§ Goal:
Skip the images and copy each record exactly as written.

Dataset records on visual material:
■ ■ ■ ■

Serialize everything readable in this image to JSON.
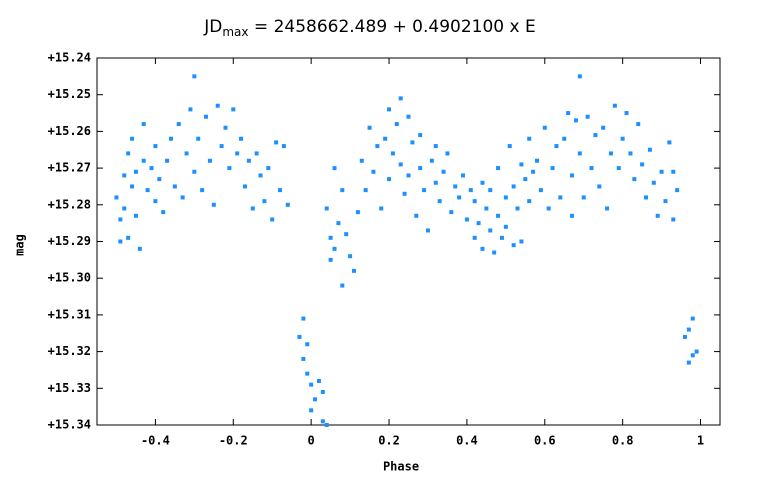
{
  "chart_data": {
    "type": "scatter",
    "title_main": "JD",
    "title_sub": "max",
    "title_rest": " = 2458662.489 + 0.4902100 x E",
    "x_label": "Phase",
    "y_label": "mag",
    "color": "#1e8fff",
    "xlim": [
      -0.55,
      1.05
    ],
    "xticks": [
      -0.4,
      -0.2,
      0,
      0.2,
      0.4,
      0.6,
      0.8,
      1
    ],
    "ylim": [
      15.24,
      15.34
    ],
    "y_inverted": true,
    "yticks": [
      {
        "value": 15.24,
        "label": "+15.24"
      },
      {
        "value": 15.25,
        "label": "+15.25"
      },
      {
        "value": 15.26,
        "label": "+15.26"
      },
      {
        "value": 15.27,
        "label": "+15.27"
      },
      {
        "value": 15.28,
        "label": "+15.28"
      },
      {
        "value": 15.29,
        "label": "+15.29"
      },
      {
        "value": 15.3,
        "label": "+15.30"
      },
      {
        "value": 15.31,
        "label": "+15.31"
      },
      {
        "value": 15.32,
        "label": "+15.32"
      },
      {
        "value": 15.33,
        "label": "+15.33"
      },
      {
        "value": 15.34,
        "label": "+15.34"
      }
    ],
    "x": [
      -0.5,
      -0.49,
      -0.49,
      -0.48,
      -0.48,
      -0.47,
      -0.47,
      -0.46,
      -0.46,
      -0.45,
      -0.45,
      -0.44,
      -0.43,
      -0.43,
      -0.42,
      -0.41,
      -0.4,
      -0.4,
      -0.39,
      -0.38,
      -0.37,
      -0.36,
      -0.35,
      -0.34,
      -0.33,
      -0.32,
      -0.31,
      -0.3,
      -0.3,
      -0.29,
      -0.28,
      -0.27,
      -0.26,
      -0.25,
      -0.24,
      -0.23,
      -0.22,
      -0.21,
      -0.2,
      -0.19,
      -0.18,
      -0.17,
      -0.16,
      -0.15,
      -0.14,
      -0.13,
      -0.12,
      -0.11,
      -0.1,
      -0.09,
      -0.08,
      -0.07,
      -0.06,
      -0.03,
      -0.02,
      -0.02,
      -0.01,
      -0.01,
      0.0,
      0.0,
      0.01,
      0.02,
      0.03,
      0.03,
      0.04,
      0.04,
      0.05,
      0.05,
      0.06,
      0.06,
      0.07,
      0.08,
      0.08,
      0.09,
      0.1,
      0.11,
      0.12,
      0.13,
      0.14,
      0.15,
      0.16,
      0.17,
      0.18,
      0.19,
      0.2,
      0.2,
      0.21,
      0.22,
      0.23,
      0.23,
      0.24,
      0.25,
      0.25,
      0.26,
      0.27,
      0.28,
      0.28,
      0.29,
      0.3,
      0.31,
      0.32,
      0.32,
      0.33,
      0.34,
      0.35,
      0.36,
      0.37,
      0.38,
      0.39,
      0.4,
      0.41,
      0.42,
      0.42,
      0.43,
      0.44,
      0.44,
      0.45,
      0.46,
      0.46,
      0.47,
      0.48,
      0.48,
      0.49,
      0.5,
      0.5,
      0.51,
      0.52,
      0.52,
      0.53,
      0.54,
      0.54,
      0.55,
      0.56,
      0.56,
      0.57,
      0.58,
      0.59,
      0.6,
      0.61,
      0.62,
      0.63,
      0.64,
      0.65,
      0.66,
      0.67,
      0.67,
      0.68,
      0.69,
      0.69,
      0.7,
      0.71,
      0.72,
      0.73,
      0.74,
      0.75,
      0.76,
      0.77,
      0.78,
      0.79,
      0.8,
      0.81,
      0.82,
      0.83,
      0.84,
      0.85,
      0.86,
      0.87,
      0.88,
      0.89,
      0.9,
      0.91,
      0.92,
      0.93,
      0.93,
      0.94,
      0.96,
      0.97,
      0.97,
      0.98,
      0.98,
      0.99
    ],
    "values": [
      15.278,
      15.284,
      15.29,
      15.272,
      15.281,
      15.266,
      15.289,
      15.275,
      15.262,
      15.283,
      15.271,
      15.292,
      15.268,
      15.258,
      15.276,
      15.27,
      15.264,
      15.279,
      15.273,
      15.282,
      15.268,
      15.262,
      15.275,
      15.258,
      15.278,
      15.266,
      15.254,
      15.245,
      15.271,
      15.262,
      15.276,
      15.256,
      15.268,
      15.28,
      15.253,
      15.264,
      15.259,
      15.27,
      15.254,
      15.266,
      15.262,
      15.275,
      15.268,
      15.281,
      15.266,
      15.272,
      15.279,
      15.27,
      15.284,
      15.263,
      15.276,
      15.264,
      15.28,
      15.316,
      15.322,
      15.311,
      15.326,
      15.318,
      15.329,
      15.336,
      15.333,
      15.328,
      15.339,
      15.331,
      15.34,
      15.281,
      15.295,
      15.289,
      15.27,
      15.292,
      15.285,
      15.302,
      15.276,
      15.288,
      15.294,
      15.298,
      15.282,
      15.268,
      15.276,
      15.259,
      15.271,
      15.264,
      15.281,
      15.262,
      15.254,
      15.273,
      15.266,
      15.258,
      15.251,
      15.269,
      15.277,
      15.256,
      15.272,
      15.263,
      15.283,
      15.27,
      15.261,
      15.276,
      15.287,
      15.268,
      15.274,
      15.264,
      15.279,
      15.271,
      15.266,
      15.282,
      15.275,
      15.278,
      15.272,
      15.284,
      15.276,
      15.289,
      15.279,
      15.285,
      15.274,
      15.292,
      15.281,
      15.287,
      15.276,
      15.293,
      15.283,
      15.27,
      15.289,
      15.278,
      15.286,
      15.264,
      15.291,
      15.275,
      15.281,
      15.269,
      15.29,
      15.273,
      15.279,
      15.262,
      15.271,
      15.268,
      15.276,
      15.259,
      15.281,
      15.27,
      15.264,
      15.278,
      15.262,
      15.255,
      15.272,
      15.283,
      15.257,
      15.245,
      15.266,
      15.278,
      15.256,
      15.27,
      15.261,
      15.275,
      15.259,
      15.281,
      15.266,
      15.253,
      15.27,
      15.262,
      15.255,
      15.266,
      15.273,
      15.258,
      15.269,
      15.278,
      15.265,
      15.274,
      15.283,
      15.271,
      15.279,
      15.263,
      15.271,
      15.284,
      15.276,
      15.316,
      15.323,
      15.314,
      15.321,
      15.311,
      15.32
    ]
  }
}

■ ■ ■ ■

§ Written reply:
Serialize everything readable in this image to JSON.
{
  "chart_data": {
    "type": "scatter",
    "title_main": "JD",
    "title_sub": "max",
    "title_rest": " = 2458662.489 + 0.4902100 x E",
    "x_label": "Phase",
    "y_label": "mag",
    "color": "#1e8fff",
    "xlim": [
      -0.55,
      1.05
    ],
    "xticks": [
      -0.4,
      -0.2,
      0,
      0.2,
      0.4,
      0.6,
      0.8,
      1
    ],
    "ylim": [
      15.24,
      15.34
    ],
    "y_inverted": true,
    "yticks": [
      {
        "value": 15.24,
        "label": "+15.24"
      },
      {
        "value": 15.25,
        "label": "+15.25"
      },
      {
        "value": 15.26,
        "label": "+15.26"
      },
      {
        "value": 15.27,
        "label": "+15.27"
      },
      {
        "value": 15.28,
        "label": "+15.28"
      },
      {
        "value": 15.29,
        "label": "+15.29"
      },
      {
        "value": 15.3,
        "label": "+15.30"
      },
      {
        "value": 15.31,
        "label": "+15.31"
      },
      {
        "value": 15.32,
        "label": "+15.32"
      },
      {
        "value": 15.33,
        "label": "+15.33"
      },
      {
        "value": 15.34,
        "label": "+15.34"
      }
    ],
    "x": [
      -0.5,
      -0.49,
      -0.49,
      -0.48,
      -0.48,
      -0.47,
      -0.47,
      -0.46,
      -0.46,
      -0.45,
      -0.45,
      -0.44,
      -0.43,
      -0.43,
      -0.42,
      -0.41,
      -0.4,
      -0.4,
      -0.39,
      -0.38,
      -0.37,
      -0.36,
      -0.35,
      -0.34,
      -0.33,
      -0.32,
      -0.31,
      -0.3,
      -0.3,
      -0.29,
      -0.28,
      -0.27,
      -0.26,
      -0.25,
      -0.24,
      -0.23,
      -0.22,
      -0.21,
      -0.2,
      -0.19,
      -0.18,
      -0.17,
      -0.16,
      -0.15,
      -0.14,
      -0.13,
      -0.12,
      -0.11,
      -0.1,
      -0.09,
      -0.08,
      -0.07,
      -0.06,
      -0.03,
      -0.02,
      -0.02,
      -0.01,
      -0.01,
      0.0,
      0.0,
      0.01,
      0.02,
      0.03,
      0.03,
      0.04,
      0.04,
      0.05,
      0.05,
      0.06,
      0.06,
      0.07,
      0.08,
      0.08,
      0.09,
      0.1,
      0.11,
      0.12,
      0.13,
      0.14,
      0.15,
      0.16,
      0.17,
      0.18,
      0.19,
      0.2,
      0.2,
      0.21,
      0.22,
      0.23,
      0.23,
      0.24,
      0.25,
      0.25,
      0.26,
      0.27,
      0.28,
      0.28,
      0.29,
      0.3,
      0.31,
      0.32,
      0.32,
      0.33,
      0.34,
      0.35,
      0.36,
      0.37,
      0.38,
      0.39,
      0.4,
      0.41,
      0.42,
      0.42,
      0.43,
      0.44,
      0.44,
      0.45,
      0.46,
      0.46,
      0.47,
      0.48,
      0.48,
      0.49,
      0.5,
      0.5,
      0.51,
      0.52,
      0.52,
      0.53,
      0.54,
      0.54,
      0.55,
      0.56,
      0.56,
      0.57,
      0.58,
      0.59,
      0.6,
      0.61,
      0.62,
      0.63,
      0.64,
      0.65,
      0.66,
      0.67,
      0.67,
      0.68,
      0.69,
      0.69,
      0.7,
      0.71,
      0.72,
      0.73,
      0.74,
      0.75,
      0.76,
      0.77,
      0.78,
      0.79,
      0.8,
      0.81,
      0.82,
      0.83,
      0.84,
      0.85,
      0.86,
      0.87,
      0.88,
      0.89,
      0.9,
      0.91,
      0.92,
      0.93,
      0.93,
      0.94,
      0.96,
      0.97,
      0.97,
      0.98,
      0.98,
      0.99
    ],
    "values": [
      15.278,
      15.284,
      15.29,
      15.272,
      15.281,
      15.266,
      15.289,
      15.275,
      15.262,
      15.283,
      15.271,
      15.292,
      15.268,
      15.258,
      15.276,
      15.27,
      15.264,
      15.279,
      15.273,
      15.282,
      15.268,
      15.262,
      15.275,
      15.258,
      15.278,
      15.266,
      15.254,
      15.245,
      15.271,
      15.262,
      15.276,
      15.256,
      15.268,
      15.28,
      15.253,
      15.264,
      15.259,
      15.27,
      15.254,
      15.266,
      15.262,
      15.275,
      15.268,
      15.281,
      15.266,
      15.272,
      15.279,
      15.27,
      15.284,
      15.263,
      15.276,
      15.264,
      15.28,
      15.316,
      15.322,
      15.311,
      15.326,
      15.318,
      15.329,
      15.336,
      15.333,
      15.328,
      15.339,
      15.331,
      15.34,
      15.281,
      15.295,
      15.289,
      15.27,
      15.292,
      15.285,
      15.302,
      15.276,
      15.288,
      15.294,
      15.298,
      15.282,
      15.268,
      15.276,
      15.259,
      15.271,
      15.264,
      15.281,
      15.262,
      15.254,
      15.273,
      15.266,
      15.258,
      15.251,
      15.269,
      15.277,
      15.256,
      15.272,
      15.263,
      15.283,
      15.27,
      15.261,
      15.276,
      15.287,
      15.268,
      15.274,
      15.264,
      15.279,
      15.271,
      15.266,
      15.282,
      15.275,
      15.278,
      15.272,
      15.284,
      15.276,
      15.289,
      15.279,
      15.285,
      15.274,
      15.292,
      15.281,
      15.287,
      15.276,
      15.293,
      15.283,
      15.27,
      15.289,
      15.278,
      15.286,
      15.264,
      15.291,
      15.275,
      15.281,
      15.269,
      15.29,
      15.273,
      15.279,
      15.262,
      15.271,
      15.268,
      15.276,
      15.259,
      15.281,
      15.27,
      15.264,
      15.278,
      15.262,
      15.255,
      15.272,
      15.283,
      15.257,
      15.245,
      15.266,
      15.278,
      15.256,
      15.27,
      15.261,
      15.275,
      15.259,
      15.281,
      15.266,
      15.253,
      15.27,
      15.262,
      15.255,
      15.266,
      15.273,
      15.258,
      15.269,
      15.278,
      15.265,
      15.274,
      15.283,
      15.271,
      15.279,
      15.263,
      15.271,
      15.284,
      15.276,
      15.316,
      15.323,
      15.314,
      15.321,
      15.311,
      15.32
    ]
  }
}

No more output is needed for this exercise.